| Goal of the exercise |
Write out the listing below in full and exactly, leaving out every picture.

| Source material |
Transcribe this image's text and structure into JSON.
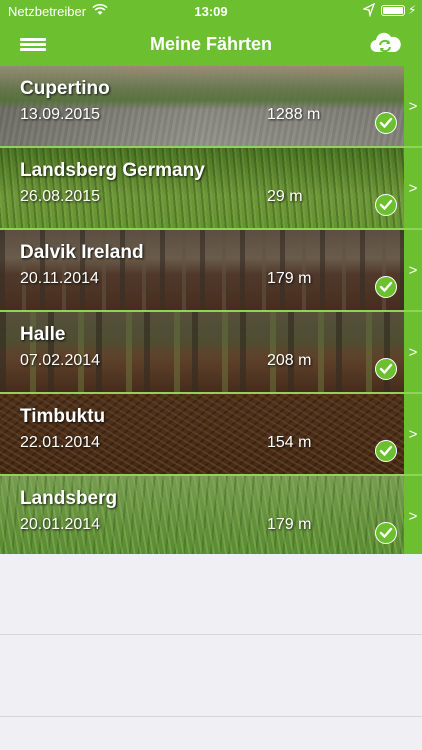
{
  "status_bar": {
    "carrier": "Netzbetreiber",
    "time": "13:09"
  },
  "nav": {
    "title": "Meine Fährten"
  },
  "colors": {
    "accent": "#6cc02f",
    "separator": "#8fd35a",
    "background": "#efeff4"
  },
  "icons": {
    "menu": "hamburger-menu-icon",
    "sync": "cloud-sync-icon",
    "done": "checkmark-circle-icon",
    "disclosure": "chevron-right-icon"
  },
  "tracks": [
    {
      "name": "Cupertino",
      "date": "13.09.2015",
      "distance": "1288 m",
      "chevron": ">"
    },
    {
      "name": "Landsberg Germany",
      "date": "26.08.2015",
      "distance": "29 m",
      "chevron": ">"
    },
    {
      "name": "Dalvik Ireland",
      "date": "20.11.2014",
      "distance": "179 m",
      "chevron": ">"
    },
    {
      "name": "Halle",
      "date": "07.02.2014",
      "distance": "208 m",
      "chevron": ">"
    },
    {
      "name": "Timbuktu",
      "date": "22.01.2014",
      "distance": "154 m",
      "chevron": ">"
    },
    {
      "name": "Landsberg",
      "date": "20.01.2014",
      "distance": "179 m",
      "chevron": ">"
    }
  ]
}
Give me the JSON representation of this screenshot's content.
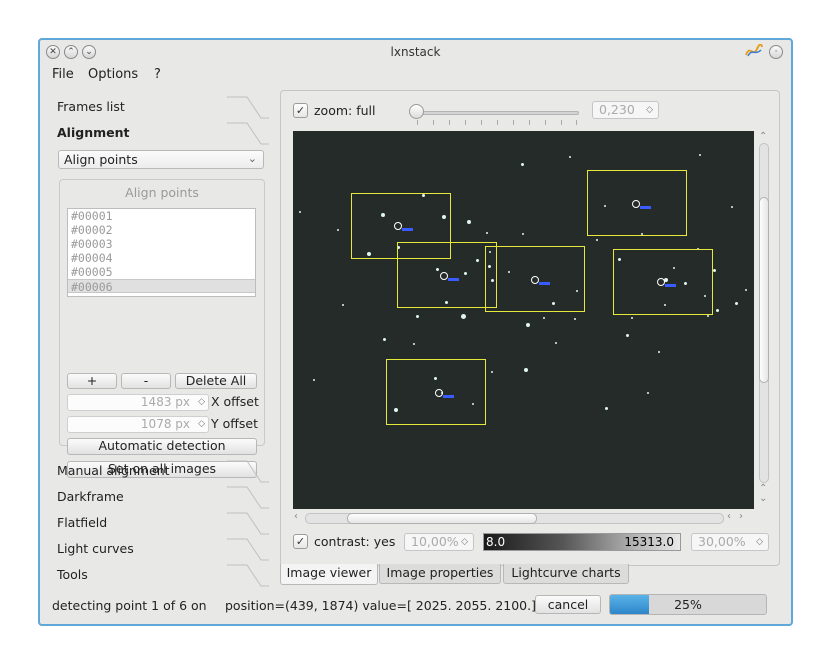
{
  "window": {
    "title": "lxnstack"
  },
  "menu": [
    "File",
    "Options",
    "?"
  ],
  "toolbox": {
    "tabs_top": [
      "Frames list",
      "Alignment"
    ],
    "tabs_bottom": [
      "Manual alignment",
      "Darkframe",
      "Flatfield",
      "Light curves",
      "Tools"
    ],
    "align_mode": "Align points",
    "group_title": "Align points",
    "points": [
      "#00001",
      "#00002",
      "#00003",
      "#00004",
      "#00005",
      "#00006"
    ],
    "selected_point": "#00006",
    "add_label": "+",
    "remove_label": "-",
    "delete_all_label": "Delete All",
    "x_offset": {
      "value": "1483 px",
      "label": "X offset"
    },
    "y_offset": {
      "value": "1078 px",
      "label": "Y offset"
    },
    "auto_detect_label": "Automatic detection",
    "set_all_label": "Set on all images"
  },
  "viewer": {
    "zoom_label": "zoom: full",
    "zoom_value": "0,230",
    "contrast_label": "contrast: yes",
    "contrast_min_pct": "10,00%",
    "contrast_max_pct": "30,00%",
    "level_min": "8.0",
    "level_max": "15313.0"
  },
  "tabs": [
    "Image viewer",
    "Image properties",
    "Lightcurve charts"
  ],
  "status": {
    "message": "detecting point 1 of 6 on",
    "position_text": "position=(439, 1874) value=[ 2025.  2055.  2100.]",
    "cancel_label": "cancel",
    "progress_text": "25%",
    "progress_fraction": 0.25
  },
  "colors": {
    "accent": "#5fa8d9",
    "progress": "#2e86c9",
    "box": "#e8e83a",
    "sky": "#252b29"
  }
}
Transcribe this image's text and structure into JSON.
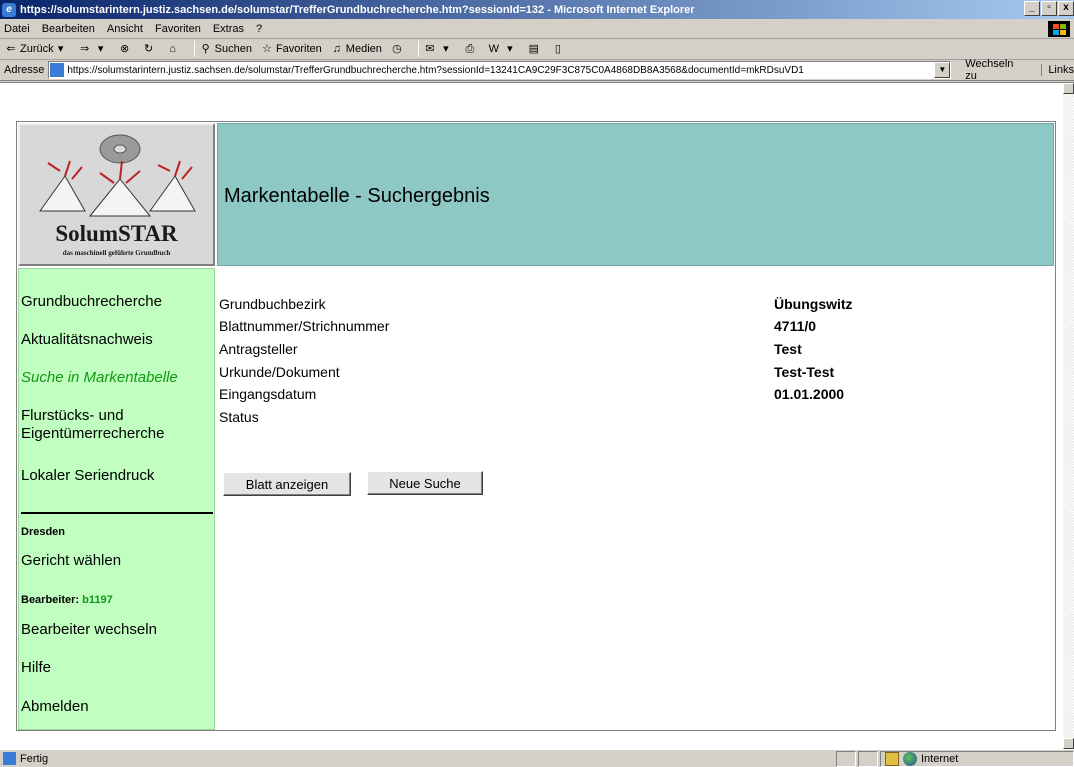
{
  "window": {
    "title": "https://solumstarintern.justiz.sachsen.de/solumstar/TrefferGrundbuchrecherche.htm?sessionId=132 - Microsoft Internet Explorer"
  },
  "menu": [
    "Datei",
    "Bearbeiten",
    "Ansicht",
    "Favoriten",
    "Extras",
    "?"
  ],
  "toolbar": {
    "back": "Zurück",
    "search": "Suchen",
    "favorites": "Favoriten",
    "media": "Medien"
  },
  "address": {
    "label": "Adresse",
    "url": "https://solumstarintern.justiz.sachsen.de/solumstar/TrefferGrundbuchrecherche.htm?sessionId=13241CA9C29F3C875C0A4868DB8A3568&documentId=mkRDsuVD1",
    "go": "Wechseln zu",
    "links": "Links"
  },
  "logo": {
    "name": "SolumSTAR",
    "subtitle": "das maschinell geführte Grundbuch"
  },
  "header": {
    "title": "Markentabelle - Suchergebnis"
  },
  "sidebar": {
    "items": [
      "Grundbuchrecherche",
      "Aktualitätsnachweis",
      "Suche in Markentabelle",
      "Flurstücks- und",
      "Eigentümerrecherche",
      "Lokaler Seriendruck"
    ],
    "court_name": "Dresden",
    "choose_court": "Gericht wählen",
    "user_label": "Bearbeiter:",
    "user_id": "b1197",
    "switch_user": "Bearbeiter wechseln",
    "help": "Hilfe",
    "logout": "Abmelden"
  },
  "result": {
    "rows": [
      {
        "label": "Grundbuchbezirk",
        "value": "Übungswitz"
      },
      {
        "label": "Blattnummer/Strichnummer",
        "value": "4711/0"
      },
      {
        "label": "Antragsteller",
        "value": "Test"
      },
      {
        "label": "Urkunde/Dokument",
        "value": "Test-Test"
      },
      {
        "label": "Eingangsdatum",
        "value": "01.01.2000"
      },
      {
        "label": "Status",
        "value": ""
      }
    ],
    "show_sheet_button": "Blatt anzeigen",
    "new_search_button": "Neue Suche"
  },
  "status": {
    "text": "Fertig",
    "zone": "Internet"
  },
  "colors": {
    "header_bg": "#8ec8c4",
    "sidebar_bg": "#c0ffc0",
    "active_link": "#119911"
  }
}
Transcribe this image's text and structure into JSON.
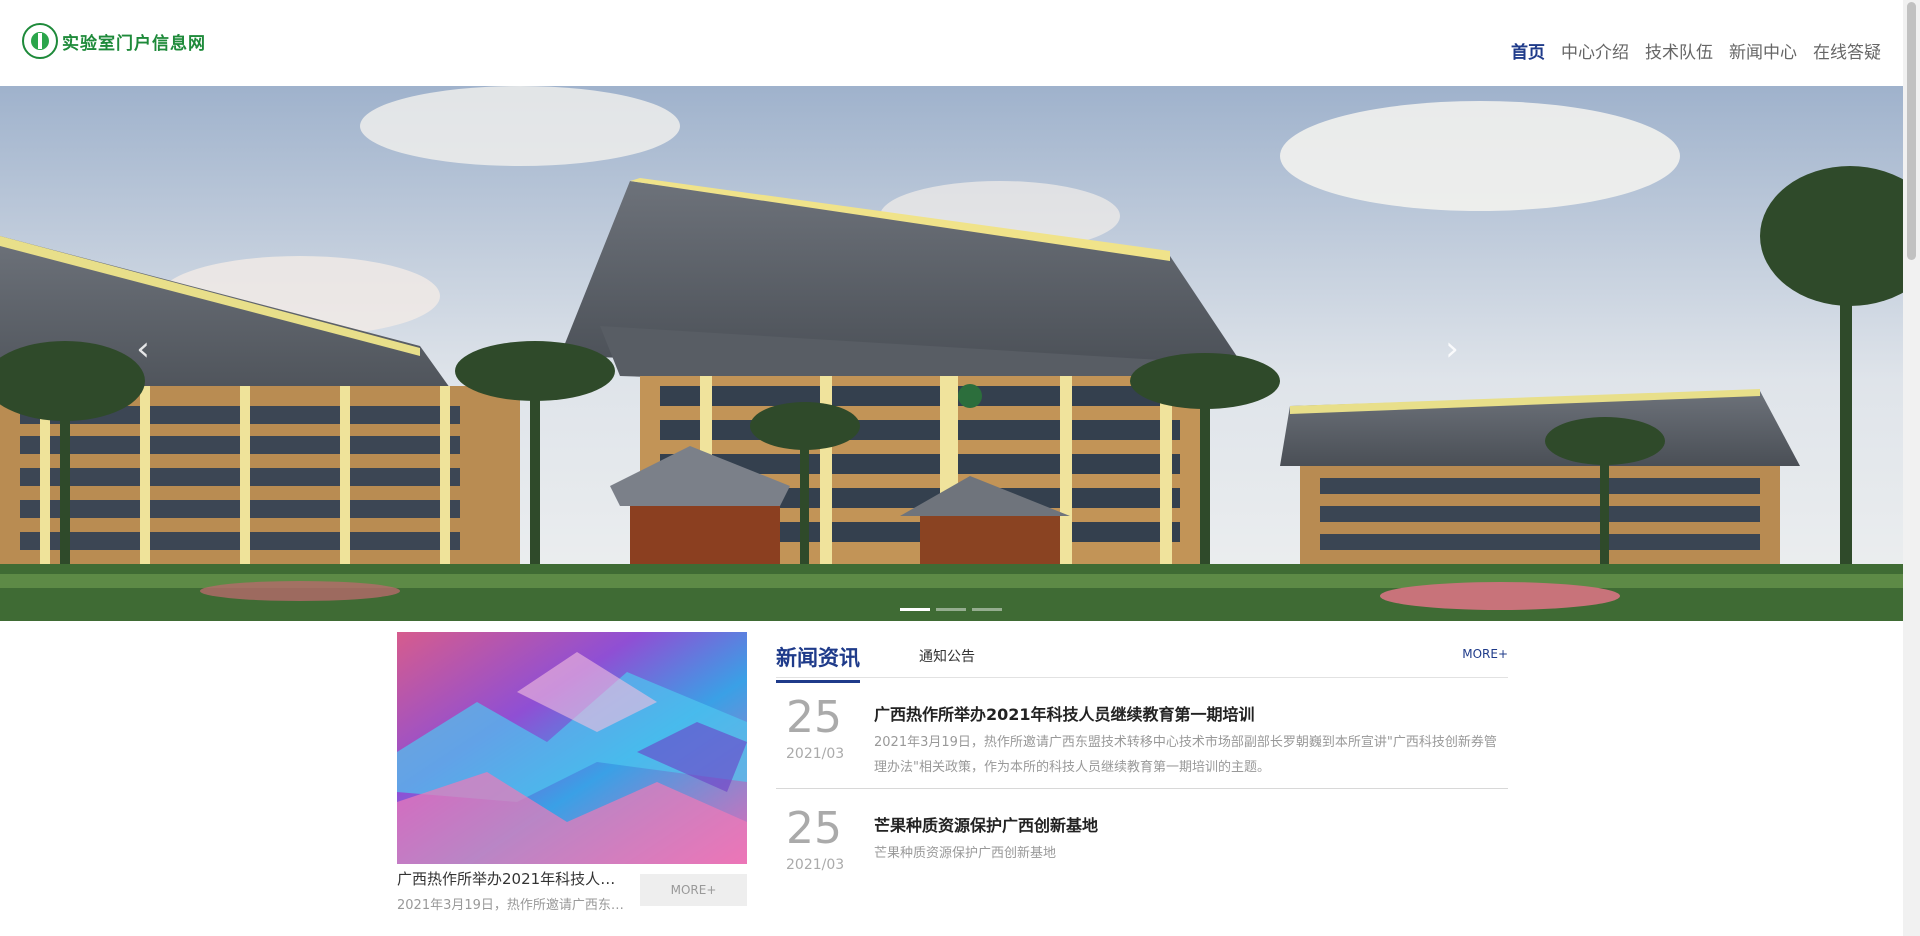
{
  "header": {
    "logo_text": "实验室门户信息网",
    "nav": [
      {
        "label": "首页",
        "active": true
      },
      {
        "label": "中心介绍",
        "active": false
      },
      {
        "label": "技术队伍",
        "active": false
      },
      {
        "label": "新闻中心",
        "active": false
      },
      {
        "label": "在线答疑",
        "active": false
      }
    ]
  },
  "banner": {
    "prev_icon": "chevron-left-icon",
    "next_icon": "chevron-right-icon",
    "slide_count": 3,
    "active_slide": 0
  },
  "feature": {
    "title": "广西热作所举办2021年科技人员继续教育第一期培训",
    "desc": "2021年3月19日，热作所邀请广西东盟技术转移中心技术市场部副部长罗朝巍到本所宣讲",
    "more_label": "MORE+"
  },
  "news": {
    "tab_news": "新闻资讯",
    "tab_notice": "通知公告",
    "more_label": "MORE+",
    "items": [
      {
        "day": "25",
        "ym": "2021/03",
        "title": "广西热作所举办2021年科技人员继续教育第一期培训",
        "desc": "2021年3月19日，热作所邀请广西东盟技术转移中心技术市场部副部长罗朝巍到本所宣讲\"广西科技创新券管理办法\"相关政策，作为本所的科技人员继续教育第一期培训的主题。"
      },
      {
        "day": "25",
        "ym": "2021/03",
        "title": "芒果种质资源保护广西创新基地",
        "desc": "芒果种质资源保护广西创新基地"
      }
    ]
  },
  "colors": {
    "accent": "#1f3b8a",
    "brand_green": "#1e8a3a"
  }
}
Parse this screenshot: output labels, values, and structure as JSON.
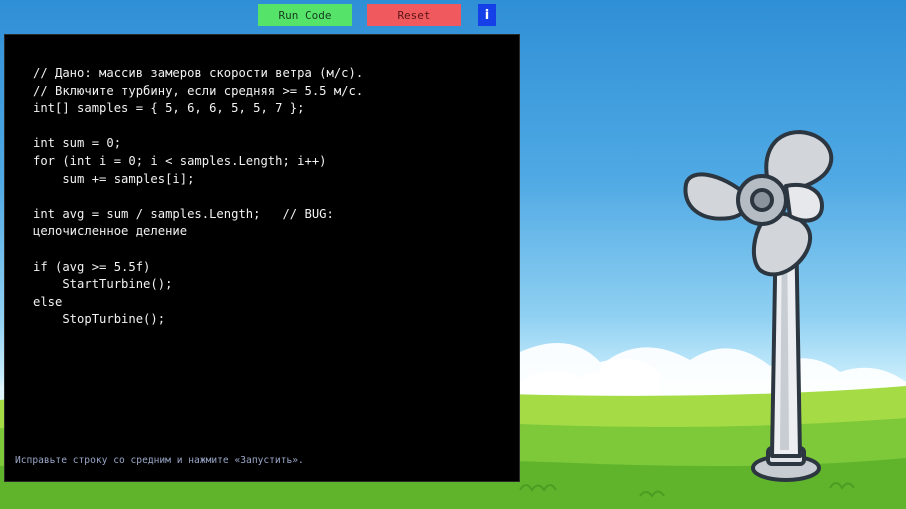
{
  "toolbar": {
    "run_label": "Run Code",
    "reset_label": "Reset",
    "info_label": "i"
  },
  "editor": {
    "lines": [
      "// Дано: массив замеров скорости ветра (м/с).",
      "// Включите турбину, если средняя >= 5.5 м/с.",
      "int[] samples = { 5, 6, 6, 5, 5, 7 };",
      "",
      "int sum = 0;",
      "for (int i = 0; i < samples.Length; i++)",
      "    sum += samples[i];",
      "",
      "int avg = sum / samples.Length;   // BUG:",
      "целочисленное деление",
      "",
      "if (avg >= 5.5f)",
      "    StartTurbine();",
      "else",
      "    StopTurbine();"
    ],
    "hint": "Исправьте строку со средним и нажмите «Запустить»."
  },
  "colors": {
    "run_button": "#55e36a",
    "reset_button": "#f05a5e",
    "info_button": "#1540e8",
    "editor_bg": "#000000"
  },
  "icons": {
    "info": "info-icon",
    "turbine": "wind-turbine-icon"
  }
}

| Problem solution |
Transcribe this image's text and structure into JSON.
{
  "status_bar": {
    "carrier": "Netzbetreiber",
    "time": "13:09"
  },
  "nav": {
    "title": "Meine Fährten"
  },
  "colors": {
    "accent": "#6cc02f",
    "separator": "#8fd35a",
    "background": "#efeff4"
  },
  "icons": {
    "menu": "hamburger-menu-icon",
    "sync": "cloud-sync-icon",
    "done": "checkmark-circle-icon",
    "disclosure": "chevron-right-icon"
  },
  "tracks": [
    {
      "name": "Cupertino",
      "date": "13.09.2015",
      "distance": "1288 m",
      "chevron": ">"
    },
    {
      "name": "Landsberg Germany",
      "date": "26.08.2015",
      "distance": "29 m",
      "chevron": ">"
    },
    {
      "name": "Dalvik Ireland",
      "date": "20.11.2014",
      "distance": "179 m",
      "chevron": ">"
    },
    {
      "name": "Halle",
      "date": "07.02.2014",
      "distance": "208 m",
      "chevron": ">"
    },
    {
      "name": "Timbuktu",
      "date": "22.01.2014",
      "distance": "154 m",
      "chevron": ">"
    },
    {
      "name": "Landsberg",
      "date": "20.01.2014",
      "distance": "179 m",
      "chevron": ">"
    }
  ]
}
Give me the JSON representation of this screenshot's content.
{
  "window": {
    "title": "lxnstack"
  },
  "menu": [
    "File",
    "Options",
    "?"
  ],
  "toolbox": {
    "tabs_top": [
      "Frames list",
      "Alignment"
    ],
    "tabs_bottom": [
      "Manual alignment",
      "Darkframe",
      "Flatfield",
      "Light curves",
      "Tools"
    ],
    "align_mode": "Align points",
    "group_title": "Align points",
    "points": [
      "#00001",
      "#00002",
      "#00003",
      "#00004",
      "#00005",
      "#00006"
    ],
    "selected_point": "#00006",
    "add_label": "+",
    "remove_label": "-",
    "delete_all_label": "Delete All",
    "x_offset": {
      "value": "1483 px",
      "label": "X offset"
    },
    "y_offset": {
      "value": "1078 px",
      "label": "Y offset"
    },
    "auto_detect_label": "Automatic detection",
    "set_all_label": "Set on all images"
  },
  "viewer": {
    "zoom_label": "zoom: full",
    "zoom_value": "0,230",
    "contrast_label": "contrast: yes",
    "contrast_min_pct": "10,00%",
    "contrast_max_pct": "30,00%",
    "level_min": "8.0",
    "level_max": "15313.0"
  },
  "tabs": [
    "Image viewer",
    "Image properties",
    "Lightcurve charts"
  ],
  "status": {
    "message": "detecting point 1 of 6 on",
    "position_text": "position=(439, 1874) value=[ 2025.  2055.  2100.]",
    "cancel_label": "cancel",
    "progress_text": "25%",
    "progress_fraction": 0.25
  },
  "colors": {
    "accent": "#5fa8d9",
    "progress": "#2e86c9",
    "box": "#e8e83a",
    "sky": "#252b29"
  }
}
Transcribe this image's text and structure into JSON.
{
  "window": {
    "title": "https://solumstarintern.justiz.sachsen.de/solumstar/TrefferGrundbuchrecherche.htm?sessionId=132 - Microsoft Internet Explorer"
  },
  "menu": [
    "Datei",
    "Bearbeiten",
    "Ansicht",
    "Favoriten",
    "Extras",
    "?"
  ],
  "toolbar": {
    "back": "Zurück",
    "search": "Suchen",
    "favorites": "Favoriten",
    "media": "Medien"
  },
  "address": {
    "label": "Adresse",
    "url": "https://solumstarintern.justiz.sachsen.de/solumstar/TrefferGrundbuchrecherche.htm?sessionId=13241CA9C29F3C875C0A4868DB8A3568&documentId=mkRDsuVD1",
    "go": "Wechseln zu",
    "links": "Links"
  },
  "logo": {
    "name": "SolumSTAR",
    "subtitle": "das maschinell geführte Grundbuch"
  },
  "header": {
    "title": "Markentabelle - Suchergebnis"
  },
  "sidebar": {
    "items": [
      "Grundbuchrecherche",
      "Aktualitätsnachweis",
      "Suche in Markentabelle",
      "Flurstücks- und",
      "Eigentümerrecherche",
      "Lokaler Seriendruck"
    ],
    "court_name": "Dresden",
    "choose_court": "Gericht wählen",
    "user_label": "Bearbeiter:",
    "user_id": "b1197",
    "switch_user": "Bearbeiter wechseln",
    "help": "Hilfe",
    "logout": "Abmelden"
  },
  "result": {
    "rows": [
      {
        "label": "Grundbuchbezirk",
        "value": "Übungswitz"
      },
      {
        "label": "Blattnummer/Strichnummer",
        "value": "4711/0"
      },
      {
        "label": "Antragsteller",
        "value": "Test"
      },
      {
        "label": "Urkunde/Dokument",
        "value": "Test-Test"
      },
      {
        "label": "Eingangsdatum",
        "value": "01.01.2000"
      },
      {
        "label": "Status",
        "value": ""
      }
    ],
    "show_sheet_button": "Blatt anzeigen",
    "new_search_button": "Neue Suche"
  },
  "status": {
    "text": "Fertig",
    "zone": "Internet"
  },
  "colors": {
    "header_bg": "#8ec8c4",
    "sidebar_bg": "#c0ffc0",
    "active_link": "#119911"
  }
}
Transcribe this image's text and structure into JSON.
{
  "header": {
    "logo_text": "实验室门户信息网",
    "nav": [
      {
        "label": "首页",
        "active": true
      },
      {
        "label": "中心介绍",
        "active": false
      },
      {
        "label": "技术队伍",
        "active": false
      },
      {
        "label": "新闻中心",
        "active": false
      },
      {
        "label": "在线答疑",
        "active": false
      }
    ]
  },
  "banner": {
    "prev_icon": "chevron-left-icon",
    "next_icon": "chevron-right-icon",
    "slide_count": 3,
    "active_slide": 0
  },
  "feature": {
    "title": "广西热作所举办2021年科技人员继续教育第一期培训",
    "desc": "2021年3月19日，热作所邀请广西东盟技术转移中心技术市场部副部长罗朝巍到本所宣讲",
    "more_label": "MORE+"
  },
  "news": {
    "tab_news": "新闻资讯",
    "tab_notice": "通知公告",
    "more_label": "MORE+",
    "items": [
      {
        "day": "25",
        "ym": "2021/03",
        "title": "广西热作所举办2021年科技人员继续教育第一期培训",
        "desc": "2021年3月19日，热作所邀请广西东盟技术转移中心技术市场部副部长罗朝巍到本所宣讲\"广西科技创新券管理办法\"相关政策，作为本所的科技人员继续教育第一期培训的主题。"
      },
      {
        "day": "25",
        "ym": "2021/03",
        "title": "芒果种质资源保护广西创新基地",
        "desc": "芒果种质资源保护广西创新基地"
      }
    ]
  },
  "colors": {
    "accent": "#1f3b8a",
    "brand_green": "#1e8a3a"
  }
}
Parse this screenshot: output labels, values, and structure as JSON.
{
  "toolbar": {
    "run_label": "Run Code",
    "reset_label": "Reset",
    "info_label": "i"
  },
  "editor": {
    "lines": [
      "// Дано: массив замеров скорости ветра (м/с).",
      "// Включите турбину, если средняя >= 5.5 м/с.",
      "int[] samples = { 5, 6, 6, 5, 5, 7 };",
      "",
      "int sum = 0;",
      "for (int i = 0; i < samples.Length; i++)",
      "    sum += samples[i];",
      "",
      "int avg = sum / samples.Length;   // BUG:",
      "целочисленное деление",
      "",
      "if (avg >= 5.5f)",
      "    StartTurbine();",
      "else",
      "    StopTurbine();"
    ],
    "hint": "Исправьте строку со средним и нажмите «Запустить»."
  },
  "colors": {
    "run_button": "#55e36a",
    "reset_button": "#f05a5e",
    "info_button": "#1540e8",
    "editor_bg": "#000000"
  },
  "icons": {
    "info": "info-icon",
    "turbine": "wind-turbine-icon"
  }
}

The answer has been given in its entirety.